*Exercise instructions*
Locate the string "Назви" in the records below. Copy every line where it occurs.

(Dataset entries)
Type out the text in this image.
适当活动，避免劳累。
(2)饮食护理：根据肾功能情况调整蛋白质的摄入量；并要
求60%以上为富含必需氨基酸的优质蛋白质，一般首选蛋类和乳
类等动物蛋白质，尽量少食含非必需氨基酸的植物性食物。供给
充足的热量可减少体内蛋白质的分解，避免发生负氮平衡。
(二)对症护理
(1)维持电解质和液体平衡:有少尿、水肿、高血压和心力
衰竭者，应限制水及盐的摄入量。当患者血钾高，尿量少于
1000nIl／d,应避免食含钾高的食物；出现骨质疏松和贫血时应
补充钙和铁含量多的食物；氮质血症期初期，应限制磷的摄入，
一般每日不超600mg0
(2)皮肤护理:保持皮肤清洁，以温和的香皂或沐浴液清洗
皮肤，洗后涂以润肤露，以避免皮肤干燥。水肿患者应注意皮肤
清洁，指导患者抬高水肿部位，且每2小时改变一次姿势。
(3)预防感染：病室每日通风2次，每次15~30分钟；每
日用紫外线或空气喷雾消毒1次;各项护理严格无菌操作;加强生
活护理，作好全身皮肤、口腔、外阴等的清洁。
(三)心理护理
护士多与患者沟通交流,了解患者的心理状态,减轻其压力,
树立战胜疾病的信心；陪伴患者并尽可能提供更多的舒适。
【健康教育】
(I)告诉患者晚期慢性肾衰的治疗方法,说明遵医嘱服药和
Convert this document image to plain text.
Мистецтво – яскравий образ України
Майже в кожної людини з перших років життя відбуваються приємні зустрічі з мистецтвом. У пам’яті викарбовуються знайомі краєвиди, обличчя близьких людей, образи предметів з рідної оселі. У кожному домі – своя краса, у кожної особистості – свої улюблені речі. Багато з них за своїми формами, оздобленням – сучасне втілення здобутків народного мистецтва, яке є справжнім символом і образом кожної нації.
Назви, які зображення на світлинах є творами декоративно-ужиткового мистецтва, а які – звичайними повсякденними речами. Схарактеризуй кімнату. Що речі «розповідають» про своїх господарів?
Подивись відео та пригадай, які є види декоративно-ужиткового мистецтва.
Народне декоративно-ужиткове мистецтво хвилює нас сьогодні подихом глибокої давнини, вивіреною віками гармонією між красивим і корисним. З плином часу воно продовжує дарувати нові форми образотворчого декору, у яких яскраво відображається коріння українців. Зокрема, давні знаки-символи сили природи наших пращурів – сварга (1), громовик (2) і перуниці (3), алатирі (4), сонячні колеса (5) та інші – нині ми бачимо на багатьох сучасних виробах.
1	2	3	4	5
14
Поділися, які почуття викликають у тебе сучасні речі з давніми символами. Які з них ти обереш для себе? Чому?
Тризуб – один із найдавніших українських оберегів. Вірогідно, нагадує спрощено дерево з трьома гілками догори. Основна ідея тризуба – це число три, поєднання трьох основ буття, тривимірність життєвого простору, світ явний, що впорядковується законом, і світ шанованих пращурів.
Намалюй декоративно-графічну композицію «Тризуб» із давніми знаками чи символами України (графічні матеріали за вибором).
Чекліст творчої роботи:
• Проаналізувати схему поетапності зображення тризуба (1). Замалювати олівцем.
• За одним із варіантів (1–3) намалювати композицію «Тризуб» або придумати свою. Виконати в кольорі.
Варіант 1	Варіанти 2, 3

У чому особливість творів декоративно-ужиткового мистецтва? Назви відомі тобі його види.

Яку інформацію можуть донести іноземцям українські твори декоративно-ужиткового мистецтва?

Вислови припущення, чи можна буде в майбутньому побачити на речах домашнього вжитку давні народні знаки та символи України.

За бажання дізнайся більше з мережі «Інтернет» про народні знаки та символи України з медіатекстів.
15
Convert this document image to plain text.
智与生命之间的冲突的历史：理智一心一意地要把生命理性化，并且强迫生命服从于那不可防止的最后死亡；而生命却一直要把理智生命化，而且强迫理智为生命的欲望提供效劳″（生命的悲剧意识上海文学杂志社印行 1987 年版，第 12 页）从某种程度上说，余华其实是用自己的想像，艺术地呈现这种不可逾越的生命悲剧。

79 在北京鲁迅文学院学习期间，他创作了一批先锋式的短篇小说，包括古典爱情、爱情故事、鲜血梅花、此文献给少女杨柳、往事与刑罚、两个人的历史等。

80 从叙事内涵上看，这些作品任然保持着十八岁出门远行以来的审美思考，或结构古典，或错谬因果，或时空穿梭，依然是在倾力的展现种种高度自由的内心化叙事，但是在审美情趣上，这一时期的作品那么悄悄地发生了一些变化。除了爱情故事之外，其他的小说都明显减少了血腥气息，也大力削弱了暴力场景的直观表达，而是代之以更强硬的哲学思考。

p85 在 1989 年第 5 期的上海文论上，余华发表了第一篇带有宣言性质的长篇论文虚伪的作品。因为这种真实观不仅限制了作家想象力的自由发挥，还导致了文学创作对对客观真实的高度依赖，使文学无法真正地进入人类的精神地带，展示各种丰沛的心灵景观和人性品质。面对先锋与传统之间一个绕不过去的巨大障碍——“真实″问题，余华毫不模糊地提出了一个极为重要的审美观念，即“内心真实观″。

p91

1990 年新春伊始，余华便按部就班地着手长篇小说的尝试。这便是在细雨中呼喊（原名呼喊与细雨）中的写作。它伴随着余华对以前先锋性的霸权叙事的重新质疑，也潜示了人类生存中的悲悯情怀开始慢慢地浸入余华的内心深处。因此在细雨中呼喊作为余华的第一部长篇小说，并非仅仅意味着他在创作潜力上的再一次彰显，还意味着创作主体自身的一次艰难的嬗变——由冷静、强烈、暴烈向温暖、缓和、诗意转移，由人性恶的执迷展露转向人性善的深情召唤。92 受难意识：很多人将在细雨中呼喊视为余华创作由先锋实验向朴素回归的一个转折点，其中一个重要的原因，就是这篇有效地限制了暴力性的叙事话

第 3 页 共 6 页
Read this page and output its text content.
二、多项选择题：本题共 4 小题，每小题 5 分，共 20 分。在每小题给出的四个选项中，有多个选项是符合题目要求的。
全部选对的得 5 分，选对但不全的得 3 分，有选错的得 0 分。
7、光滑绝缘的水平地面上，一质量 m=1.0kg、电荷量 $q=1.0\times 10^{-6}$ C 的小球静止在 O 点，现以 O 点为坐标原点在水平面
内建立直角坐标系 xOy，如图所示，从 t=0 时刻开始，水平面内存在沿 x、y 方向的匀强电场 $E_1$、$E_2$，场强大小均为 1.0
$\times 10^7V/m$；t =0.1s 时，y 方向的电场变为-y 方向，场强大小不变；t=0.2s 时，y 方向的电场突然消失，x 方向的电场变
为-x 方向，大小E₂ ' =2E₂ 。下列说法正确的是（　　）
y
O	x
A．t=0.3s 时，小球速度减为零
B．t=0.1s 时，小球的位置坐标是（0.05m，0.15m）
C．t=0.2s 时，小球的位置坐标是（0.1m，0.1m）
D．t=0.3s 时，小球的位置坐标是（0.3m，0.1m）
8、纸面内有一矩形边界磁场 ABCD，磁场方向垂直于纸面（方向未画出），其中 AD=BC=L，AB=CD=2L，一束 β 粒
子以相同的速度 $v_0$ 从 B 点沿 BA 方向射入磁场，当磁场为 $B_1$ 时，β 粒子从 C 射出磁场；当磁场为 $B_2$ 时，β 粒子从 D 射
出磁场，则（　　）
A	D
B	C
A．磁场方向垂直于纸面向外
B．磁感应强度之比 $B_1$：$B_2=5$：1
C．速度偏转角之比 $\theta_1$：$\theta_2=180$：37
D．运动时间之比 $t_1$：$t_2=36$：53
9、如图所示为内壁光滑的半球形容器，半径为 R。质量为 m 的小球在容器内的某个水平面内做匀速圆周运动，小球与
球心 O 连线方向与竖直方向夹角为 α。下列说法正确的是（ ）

*The answer*
Назви, які зображення на світлинах є творами декоративно-ужиткового мистецтва, а які – звичайними повсякденними речами. Схарактеризуй кімнату. Що речі «розповідають» про своїх господарів?
У чому особливість творів декоративно-ужиткового мистецтва? Назви відомі тобі його види.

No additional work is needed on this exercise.